*Written instruction*: Reading the listing below, count the lines that contain the word "индустрии" and give that count alone.

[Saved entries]
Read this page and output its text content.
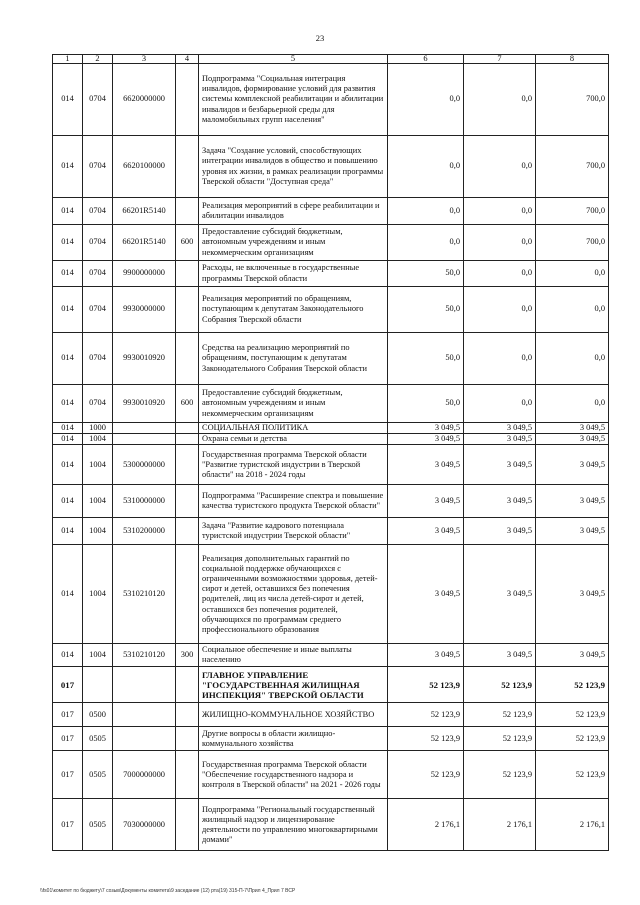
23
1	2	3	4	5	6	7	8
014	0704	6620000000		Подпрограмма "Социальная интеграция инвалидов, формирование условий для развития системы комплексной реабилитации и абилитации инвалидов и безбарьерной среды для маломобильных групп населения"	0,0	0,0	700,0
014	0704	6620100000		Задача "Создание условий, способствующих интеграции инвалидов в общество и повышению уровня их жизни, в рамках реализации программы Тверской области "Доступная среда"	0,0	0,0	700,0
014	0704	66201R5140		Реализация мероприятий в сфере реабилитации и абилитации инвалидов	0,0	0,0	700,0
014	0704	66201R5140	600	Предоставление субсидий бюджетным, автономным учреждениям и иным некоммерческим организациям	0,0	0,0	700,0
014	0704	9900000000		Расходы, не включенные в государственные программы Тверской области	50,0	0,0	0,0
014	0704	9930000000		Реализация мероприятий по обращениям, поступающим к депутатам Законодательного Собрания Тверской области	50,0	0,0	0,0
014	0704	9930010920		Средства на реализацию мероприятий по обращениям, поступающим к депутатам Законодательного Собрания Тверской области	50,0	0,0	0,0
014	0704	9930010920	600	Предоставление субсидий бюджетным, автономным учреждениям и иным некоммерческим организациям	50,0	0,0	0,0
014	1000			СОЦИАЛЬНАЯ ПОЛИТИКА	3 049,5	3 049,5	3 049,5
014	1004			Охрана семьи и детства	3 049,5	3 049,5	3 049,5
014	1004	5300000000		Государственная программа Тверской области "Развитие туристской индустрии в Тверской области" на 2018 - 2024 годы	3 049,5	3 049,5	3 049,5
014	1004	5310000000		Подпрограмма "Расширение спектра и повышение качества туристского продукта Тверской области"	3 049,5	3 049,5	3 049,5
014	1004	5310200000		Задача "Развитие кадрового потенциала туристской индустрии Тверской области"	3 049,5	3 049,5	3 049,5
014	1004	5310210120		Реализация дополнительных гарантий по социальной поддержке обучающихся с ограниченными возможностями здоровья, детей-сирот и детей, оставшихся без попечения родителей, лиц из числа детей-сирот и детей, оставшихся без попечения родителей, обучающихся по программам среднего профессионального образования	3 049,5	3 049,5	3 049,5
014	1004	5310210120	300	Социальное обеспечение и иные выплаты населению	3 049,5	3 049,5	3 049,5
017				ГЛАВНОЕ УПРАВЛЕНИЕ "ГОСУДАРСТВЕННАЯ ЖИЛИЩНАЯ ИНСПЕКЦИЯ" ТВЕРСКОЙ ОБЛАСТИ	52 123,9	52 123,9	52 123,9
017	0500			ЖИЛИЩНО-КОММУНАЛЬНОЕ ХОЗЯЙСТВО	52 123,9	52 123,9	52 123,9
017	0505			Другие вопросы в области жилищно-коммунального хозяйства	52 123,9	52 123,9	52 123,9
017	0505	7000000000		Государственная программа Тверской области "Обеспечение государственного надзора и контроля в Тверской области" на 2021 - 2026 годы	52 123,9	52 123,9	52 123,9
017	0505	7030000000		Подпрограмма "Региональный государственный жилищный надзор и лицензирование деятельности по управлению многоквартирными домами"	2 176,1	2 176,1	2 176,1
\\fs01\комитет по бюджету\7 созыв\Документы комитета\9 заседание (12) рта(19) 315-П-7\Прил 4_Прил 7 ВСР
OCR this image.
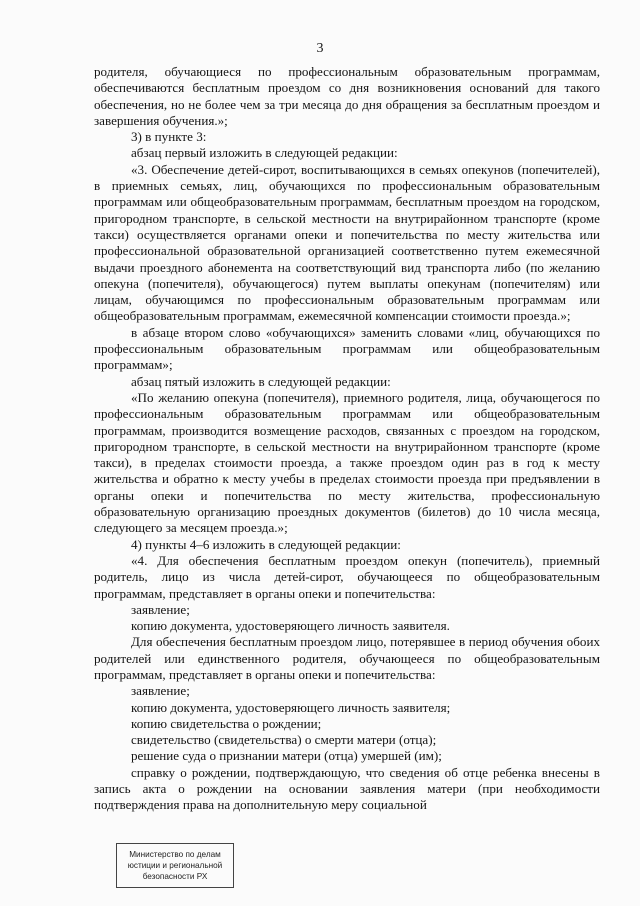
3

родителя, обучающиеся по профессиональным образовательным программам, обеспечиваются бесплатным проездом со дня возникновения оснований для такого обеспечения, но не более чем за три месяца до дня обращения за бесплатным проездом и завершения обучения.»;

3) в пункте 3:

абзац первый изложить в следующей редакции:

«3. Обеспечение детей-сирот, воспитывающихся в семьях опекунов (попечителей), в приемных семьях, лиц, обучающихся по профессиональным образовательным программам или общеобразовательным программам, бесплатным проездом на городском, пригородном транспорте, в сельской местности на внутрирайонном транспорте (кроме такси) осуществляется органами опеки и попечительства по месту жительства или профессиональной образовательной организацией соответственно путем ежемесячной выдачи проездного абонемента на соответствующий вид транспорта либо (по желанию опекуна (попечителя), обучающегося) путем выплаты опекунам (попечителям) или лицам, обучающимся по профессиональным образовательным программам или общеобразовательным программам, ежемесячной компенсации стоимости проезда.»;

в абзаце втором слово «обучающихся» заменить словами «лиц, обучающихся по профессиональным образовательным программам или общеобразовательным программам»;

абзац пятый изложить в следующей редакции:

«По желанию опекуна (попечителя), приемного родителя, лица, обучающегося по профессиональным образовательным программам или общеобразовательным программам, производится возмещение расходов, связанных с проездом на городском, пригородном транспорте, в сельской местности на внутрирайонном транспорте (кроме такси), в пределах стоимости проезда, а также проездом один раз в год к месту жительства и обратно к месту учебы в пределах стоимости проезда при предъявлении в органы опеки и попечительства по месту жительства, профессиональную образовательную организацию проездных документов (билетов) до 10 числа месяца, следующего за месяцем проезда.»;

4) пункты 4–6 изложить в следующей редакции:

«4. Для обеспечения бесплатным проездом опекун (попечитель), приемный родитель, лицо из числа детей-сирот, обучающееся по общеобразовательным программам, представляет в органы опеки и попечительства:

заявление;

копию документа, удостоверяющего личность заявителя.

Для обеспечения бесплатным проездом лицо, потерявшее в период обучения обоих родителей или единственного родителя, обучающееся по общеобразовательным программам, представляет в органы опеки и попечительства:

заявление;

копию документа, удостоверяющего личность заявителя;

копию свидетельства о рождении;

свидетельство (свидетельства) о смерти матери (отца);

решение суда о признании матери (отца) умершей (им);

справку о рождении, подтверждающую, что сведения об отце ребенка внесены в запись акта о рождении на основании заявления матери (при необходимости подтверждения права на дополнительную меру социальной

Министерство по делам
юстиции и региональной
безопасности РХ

*Reply*: 2